Rows from a dataset:
..............................

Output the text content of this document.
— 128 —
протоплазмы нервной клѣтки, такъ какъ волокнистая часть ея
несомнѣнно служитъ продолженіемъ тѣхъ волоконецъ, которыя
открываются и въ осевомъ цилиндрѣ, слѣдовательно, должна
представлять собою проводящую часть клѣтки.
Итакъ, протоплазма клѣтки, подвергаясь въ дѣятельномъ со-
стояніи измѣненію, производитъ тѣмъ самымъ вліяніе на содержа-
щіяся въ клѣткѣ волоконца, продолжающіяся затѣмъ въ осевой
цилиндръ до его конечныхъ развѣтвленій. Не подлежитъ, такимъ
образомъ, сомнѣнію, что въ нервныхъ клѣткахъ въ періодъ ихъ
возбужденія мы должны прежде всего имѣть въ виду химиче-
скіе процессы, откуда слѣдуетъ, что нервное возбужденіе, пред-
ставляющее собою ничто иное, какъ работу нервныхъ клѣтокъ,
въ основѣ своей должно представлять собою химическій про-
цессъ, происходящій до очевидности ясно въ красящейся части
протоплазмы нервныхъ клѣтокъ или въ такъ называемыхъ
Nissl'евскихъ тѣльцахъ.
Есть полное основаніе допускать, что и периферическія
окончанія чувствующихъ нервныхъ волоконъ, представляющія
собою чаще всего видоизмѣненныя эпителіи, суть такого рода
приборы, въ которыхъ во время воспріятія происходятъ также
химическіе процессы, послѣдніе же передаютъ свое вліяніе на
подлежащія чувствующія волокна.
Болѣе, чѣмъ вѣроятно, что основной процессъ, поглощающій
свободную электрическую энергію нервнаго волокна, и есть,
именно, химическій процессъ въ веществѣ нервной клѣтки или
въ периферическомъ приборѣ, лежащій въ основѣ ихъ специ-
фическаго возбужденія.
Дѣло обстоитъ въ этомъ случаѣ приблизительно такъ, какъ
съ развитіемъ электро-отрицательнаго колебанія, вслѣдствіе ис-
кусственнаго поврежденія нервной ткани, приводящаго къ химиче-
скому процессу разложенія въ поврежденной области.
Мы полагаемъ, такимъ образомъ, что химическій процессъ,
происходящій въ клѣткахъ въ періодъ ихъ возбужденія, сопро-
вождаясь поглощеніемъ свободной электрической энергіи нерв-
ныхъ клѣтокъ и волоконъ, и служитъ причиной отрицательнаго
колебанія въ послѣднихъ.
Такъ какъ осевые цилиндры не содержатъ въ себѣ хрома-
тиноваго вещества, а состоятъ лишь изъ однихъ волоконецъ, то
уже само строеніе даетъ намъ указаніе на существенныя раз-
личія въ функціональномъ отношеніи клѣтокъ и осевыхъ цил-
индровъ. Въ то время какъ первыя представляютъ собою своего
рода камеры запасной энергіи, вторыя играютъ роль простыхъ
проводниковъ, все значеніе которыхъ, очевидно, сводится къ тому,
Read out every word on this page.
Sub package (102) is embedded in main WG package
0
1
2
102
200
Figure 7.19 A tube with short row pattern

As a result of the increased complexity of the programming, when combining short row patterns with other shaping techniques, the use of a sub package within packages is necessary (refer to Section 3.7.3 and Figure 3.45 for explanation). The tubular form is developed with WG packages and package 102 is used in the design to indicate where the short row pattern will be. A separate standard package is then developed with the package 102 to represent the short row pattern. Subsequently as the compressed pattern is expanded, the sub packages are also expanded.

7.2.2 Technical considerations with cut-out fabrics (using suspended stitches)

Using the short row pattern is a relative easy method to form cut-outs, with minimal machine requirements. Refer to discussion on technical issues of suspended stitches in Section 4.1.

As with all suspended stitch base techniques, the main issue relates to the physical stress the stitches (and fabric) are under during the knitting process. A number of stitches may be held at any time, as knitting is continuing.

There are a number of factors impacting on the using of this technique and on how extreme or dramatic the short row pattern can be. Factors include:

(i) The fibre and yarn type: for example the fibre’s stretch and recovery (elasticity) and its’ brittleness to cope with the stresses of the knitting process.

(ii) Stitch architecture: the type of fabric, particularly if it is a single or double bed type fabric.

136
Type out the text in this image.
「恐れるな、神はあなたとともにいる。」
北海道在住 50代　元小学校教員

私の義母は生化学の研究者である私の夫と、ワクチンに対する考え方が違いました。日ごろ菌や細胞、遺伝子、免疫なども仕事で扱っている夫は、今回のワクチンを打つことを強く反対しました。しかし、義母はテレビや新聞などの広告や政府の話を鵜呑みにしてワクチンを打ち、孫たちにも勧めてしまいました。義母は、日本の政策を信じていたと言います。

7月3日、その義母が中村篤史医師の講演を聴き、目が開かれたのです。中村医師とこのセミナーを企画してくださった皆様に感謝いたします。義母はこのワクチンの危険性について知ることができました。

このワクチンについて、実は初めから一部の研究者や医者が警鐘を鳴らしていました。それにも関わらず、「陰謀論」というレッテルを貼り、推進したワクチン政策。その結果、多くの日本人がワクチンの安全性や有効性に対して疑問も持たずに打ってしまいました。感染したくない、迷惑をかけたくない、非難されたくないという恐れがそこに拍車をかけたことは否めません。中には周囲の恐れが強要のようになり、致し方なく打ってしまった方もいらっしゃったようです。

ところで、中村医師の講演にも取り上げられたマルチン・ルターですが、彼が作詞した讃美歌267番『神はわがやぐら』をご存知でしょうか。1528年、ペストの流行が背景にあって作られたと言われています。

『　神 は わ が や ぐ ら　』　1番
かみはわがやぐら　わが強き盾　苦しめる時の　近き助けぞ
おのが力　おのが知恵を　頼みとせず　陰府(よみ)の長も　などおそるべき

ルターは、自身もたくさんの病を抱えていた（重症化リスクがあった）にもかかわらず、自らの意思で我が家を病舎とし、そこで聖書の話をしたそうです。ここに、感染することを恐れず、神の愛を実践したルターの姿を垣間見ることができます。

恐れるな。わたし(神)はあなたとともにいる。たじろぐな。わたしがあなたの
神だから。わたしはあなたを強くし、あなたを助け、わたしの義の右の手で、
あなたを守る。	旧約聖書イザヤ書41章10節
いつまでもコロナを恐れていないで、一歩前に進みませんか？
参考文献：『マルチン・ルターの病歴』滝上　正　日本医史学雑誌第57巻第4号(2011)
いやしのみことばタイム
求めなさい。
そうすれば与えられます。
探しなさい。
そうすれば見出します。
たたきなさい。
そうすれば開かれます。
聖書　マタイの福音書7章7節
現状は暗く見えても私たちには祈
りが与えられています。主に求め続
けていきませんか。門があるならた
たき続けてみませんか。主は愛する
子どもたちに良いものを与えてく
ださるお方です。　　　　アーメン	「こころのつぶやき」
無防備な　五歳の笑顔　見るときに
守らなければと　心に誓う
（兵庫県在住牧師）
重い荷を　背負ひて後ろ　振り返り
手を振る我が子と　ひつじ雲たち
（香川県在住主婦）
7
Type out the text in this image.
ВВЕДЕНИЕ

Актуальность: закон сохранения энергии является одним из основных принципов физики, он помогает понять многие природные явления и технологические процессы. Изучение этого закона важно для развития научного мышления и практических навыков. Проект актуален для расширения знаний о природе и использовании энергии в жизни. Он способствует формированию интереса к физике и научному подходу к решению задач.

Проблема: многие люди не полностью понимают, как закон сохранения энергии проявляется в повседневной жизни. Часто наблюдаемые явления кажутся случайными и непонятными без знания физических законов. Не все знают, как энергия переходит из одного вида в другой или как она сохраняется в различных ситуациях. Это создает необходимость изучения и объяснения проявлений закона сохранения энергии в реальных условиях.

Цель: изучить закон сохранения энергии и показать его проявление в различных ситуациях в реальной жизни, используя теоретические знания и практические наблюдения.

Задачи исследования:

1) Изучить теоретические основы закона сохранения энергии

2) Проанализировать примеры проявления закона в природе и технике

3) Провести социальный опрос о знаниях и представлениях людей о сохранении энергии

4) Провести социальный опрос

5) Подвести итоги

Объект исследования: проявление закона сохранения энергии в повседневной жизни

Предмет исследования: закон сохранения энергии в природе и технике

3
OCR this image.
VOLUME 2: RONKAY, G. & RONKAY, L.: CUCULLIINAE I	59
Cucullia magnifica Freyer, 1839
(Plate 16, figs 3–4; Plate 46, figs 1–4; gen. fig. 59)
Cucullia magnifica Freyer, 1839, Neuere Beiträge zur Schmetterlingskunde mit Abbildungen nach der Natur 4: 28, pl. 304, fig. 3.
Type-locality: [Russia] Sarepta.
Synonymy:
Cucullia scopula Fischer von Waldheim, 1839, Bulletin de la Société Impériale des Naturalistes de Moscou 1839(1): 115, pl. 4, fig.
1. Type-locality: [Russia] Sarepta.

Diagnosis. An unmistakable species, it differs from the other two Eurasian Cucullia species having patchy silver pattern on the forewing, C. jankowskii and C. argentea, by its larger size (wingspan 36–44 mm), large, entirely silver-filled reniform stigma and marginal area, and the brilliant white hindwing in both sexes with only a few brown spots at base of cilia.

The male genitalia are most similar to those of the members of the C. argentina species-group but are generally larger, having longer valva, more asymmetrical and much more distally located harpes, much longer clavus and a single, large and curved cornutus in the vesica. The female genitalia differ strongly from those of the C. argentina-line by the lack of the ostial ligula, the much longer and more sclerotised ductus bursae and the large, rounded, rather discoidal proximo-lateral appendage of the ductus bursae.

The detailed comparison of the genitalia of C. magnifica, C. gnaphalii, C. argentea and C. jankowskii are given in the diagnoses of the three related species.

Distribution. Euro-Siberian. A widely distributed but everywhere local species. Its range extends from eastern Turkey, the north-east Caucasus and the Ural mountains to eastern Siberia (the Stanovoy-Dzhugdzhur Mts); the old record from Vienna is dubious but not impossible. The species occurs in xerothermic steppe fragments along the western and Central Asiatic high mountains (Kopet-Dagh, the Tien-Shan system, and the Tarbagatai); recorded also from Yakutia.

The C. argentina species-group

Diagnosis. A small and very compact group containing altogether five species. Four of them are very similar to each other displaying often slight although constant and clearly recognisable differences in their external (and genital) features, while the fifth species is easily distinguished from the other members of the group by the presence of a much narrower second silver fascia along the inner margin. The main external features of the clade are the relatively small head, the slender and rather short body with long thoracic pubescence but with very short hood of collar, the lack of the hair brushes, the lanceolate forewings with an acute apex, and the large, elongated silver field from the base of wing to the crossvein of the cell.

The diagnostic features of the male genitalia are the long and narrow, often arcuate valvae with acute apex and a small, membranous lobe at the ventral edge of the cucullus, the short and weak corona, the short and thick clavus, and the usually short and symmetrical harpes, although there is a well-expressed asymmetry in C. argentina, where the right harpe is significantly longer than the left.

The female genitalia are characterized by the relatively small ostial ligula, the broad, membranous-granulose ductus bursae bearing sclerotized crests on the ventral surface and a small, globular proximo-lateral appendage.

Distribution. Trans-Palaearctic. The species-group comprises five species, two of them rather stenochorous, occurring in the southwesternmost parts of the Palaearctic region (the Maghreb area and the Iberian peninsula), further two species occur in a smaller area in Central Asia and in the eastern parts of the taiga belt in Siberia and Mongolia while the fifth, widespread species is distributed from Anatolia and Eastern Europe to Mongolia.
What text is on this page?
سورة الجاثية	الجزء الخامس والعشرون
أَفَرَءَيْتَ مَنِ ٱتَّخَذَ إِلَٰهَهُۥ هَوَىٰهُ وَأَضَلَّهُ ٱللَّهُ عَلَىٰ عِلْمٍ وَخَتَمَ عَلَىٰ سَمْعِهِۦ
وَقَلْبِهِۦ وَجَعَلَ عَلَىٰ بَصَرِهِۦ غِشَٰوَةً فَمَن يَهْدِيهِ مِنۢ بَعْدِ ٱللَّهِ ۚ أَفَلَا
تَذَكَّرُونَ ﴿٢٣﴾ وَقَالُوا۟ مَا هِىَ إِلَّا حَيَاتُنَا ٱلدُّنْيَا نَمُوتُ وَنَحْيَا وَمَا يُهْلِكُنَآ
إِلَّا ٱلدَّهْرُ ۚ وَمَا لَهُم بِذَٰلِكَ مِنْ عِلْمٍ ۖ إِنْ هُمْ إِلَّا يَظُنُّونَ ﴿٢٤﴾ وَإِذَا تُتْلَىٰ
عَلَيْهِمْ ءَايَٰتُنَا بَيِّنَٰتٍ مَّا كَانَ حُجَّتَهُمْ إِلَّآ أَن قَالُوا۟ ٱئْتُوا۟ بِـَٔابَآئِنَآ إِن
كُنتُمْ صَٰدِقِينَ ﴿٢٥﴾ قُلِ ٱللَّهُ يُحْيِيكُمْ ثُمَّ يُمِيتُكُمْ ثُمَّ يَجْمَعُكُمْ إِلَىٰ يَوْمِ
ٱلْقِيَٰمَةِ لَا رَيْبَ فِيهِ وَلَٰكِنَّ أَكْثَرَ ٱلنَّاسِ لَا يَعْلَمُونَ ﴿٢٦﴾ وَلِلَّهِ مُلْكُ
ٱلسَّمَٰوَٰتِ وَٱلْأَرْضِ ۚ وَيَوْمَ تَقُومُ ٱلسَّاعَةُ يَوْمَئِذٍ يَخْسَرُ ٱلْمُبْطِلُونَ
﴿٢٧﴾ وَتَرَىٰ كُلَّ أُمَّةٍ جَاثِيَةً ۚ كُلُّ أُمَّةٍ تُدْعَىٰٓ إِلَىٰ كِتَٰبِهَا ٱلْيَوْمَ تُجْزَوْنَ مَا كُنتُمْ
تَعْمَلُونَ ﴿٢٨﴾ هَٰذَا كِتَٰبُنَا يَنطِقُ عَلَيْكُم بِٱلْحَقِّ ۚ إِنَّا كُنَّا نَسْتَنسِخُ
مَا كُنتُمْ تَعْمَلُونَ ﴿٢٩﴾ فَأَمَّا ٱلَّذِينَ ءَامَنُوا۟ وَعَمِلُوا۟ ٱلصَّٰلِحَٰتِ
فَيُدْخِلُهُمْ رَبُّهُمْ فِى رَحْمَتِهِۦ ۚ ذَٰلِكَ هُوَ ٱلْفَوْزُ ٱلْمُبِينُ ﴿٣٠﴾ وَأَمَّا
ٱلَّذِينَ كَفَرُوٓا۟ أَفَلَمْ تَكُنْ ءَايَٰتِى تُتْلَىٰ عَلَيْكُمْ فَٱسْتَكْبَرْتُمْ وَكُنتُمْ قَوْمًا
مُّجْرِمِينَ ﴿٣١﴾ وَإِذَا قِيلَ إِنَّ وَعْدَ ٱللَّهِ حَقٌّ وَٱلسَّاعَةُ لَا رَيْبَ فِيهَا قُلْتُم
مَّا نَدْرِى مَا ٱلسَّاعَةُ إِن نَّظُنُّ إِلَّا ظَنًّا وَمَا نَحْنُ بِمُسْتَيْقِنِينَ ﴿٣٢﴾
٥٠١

..............................

Find the word "genitalia" in the entries above and gather every line that holds it.

Problem solution ▸
The male genitalia are most similar to those of the members of the C. argentina species-group but are generally larger, having longer valva, more asymmetrical and much more distally located harpes, much longer clavus and a single, large and curved cornutus in the vesica. The female genitalia differ strongly from those of the C. argentina-line by the lack of the ostial ligula, the much longer and more sclerotised ductus bursae and the large, rounded, rather discoidal proximo-lateral appendage of the ductus bursae.
The detailed comparison of the genitalia of C. magnifica, C. gnaphalii, C. argentea and C. jankowskii are given in the diagnoses of the three related species.
The diagnostic features of the male genitalia are the long and narrow, often arcuate valvae with acute apex and a small, membranous lobe at the ventral edge of the cucullus, the short and weak corona, the short and thick clavus, and the usually short and symmetrical harpes, although there is a well-expressed asymmetry in C. argentina, where the right harpe is significantly longer than the left.
The female genitalia are characterized by the relatively small ostial ligula, the broad, membranous-granulose ductus bursae bearing sclerotized crests on the ventral surface and a small, globular proximo-lateral appendage.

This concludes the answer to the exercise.